- INSTRUCTIONS TO FOLLOW: Print out each record below, unaltered and complete, without its images.

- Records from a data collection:
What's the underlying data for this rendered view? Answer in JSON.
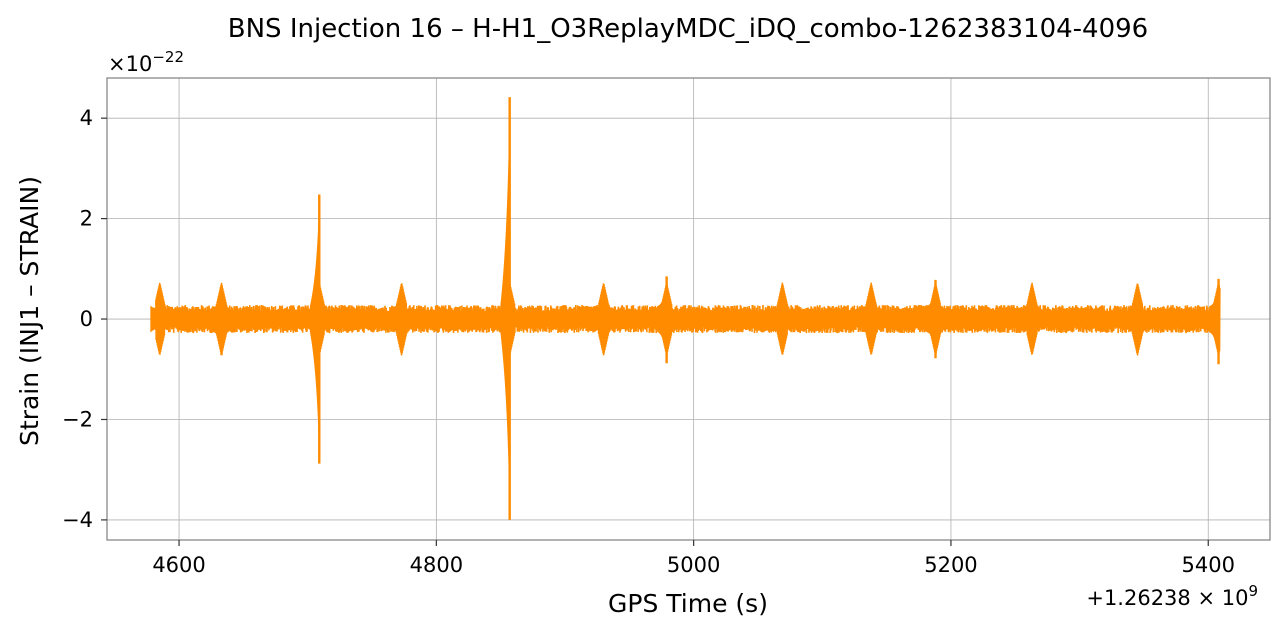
{
  "chart_data": {
    "type": "line",
    "title": "BNS Injection 16 – H-H1_O3ReplayMDC_iDQ_combo-1262383104-4096",
    "xlabel": "GPS Time (s)",
    "ylabel": "Strain (INJ1 – STRAIN)",
    "x_offset_label": "+1.26238 × 10",
    "x_offset_exponent": "9",
    "y_multiplier_label": "×10",
    "y_multiplier_exponent": "−22",
    "xlim": [
      1262384544,
      1262385448
    ],
    "ylim": [
      -4.4,
      4.8
    ],
    "x_ticks": [
      1262384600,
      1262384800,
      1262385000,
      1262385200,
      1262385400
    ],
    "x_tick_labels": [
      "4600",
      "4800",
      "5000",
      "5200",
      "5400"
    ],
    "y_ticks": [
      -4,
      -2,
      0,
      2,
      4
    ],
    "y_tick_labels": [
      "−4",
      "−2",
      "0",
      "2",
      "4"
    ],
    "grid": true,
    "series": [
      {
        "color": "#ff8c00",
        "x_start": 1262384582,
        "x_end": 1262385409,
        "noise_amplitude": 0.28,
        "spikes": [
          {
            "x": 1262384585,
            "ymax": 0.4,
            "ymin": -0.35
          },
          {
            "x": 1262384633,
            "ymax": 0.55,
            "ymin": -0.72
          },
          {
            "x": 1262384709,
            "ymax": 2.48,
            "ymin": -2.88
          },
          {
            "x": 1262384773,
            "ymax": 0.45,
            "ymin": -0.5
          },
          {
            "x": 1262384857,
            "ymax": 4.42,
            "ymin": -4.0
          },
          {
            "x": 1262384930,
            "ymax": 0.35,
            "ymin": -0.38
          },
          {
            "x": 1262384979,
            "ymax": 0.85,
            "ymin": -0.88
          },
          {
            "x": 1262385069,
            "ymax": 0.36,
            "ymin": -0.3
          },
          {
            "x": 1262385138,
            "ymax": 0.57,
            "ymin": -0.62
          },
          {
            "x": 1262385188,
            "ymax": 0.78,
            "ymin": -0.78
          },
          {
            "x": 1262385263,
            "ymax": 0.52,
            "ymin": -0.42
          },
          {
            "x": 1262385345,
            "ymax": 0.3,
            "ymin": -0.22
          },
          {
            "x": 1262385408,
            "ymax": 0.8,
            "ymin": -0.9
          }
        ]
      }
    ]
  }
}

- TASK OUTPUT:
What's the underlying data for this rendered view? Answer in JSON.
{
  "chart_data": {
    "type": "line",
    "title": "BNS Injection 16 – H-H1_O3ReplayMDC_iDQ_combo-1262383104-4096",
    "xlabel": "GPS Time (s)",
    "ylabel": "Strain (INJ1 – STRAIN)",
    "x_offset_label": "+1.26238 × 10",
    "x_offset_exponent": "9",
    "y_multiplier_label": "×10",
    "y_multiplier_exponent": "−22",
    "xlim": [
      1262384544,
      1262385448
    ],
    "ylim": [
      -4.4,
      4.8
    ],
    "x_ticks": [
      1262384600,
      1262384800,
      1262385000,
      1262385200,
      1262385400
    ],
    "x_tick_labels": [
      "4600",
      "4800",
      "5000",
      "5200",
      "5400"
    ],
    "y_ticks": [
      -4,
      -2,
      0,
      2,
      4
    ],
    "y_tick_labels": [
      "−4",
      "−2",
      "0",
      "2",
      "4"
    ],
    "grid": true,
    "series": [
      {
        "color": "#ff8c00",
        "x_start": 1262384582,
        "x_end": 1262385409,
        "noise_amplitude": 0.28,
        "spikes": [
          {
            "x": 1262384585,
            "ymax": 0.4,
            "ymin": -0.35
          },
          {
            "x": 1262384633,
            "ymax": 0.55,
            "ymin": -0.72
          },
          {
            "x": 1262384709,
            "ymax": 2.48,
            "ymin": -2.88
          },
          {
            "x": 1262384773,
            "ymax": 0.45,
            "ymin": -0.5
          },
          {
            "x": 1262384857,
            "ymax": 4.42,
            "ymin": -4.0
          },
          {
            "x": 1262384930,
            "ymax": 0.35,
            "ymin": -0.38
          },
          {
            "x": 1262384979,
            "ymax": 0.85,
            "ymin": -0.88
          },
          {
            "x": 1262385069,
            "ymax": 0.36,
            "ymin": -0.3
          },
          {
            "x": 1262385138,
            "ymax": 0.57,
            "ymin": -0.62
          },
          {
            "x": 1262385188,
            "ymax": 0.78,
            "ymin": -0.78
          },
          {
            "x": 1262385263,
            "ymax": 0.52,
            "ymin": -0.42
          },
          {
            "x": 1262385345,
            "ymax": 0.3,
            "ymin": -0.22
          },
          {
            "x": 1262385408,
            "ymax": 0.8,
            "ymin": -0.9
          }
        ]
      }
    ]
  }
}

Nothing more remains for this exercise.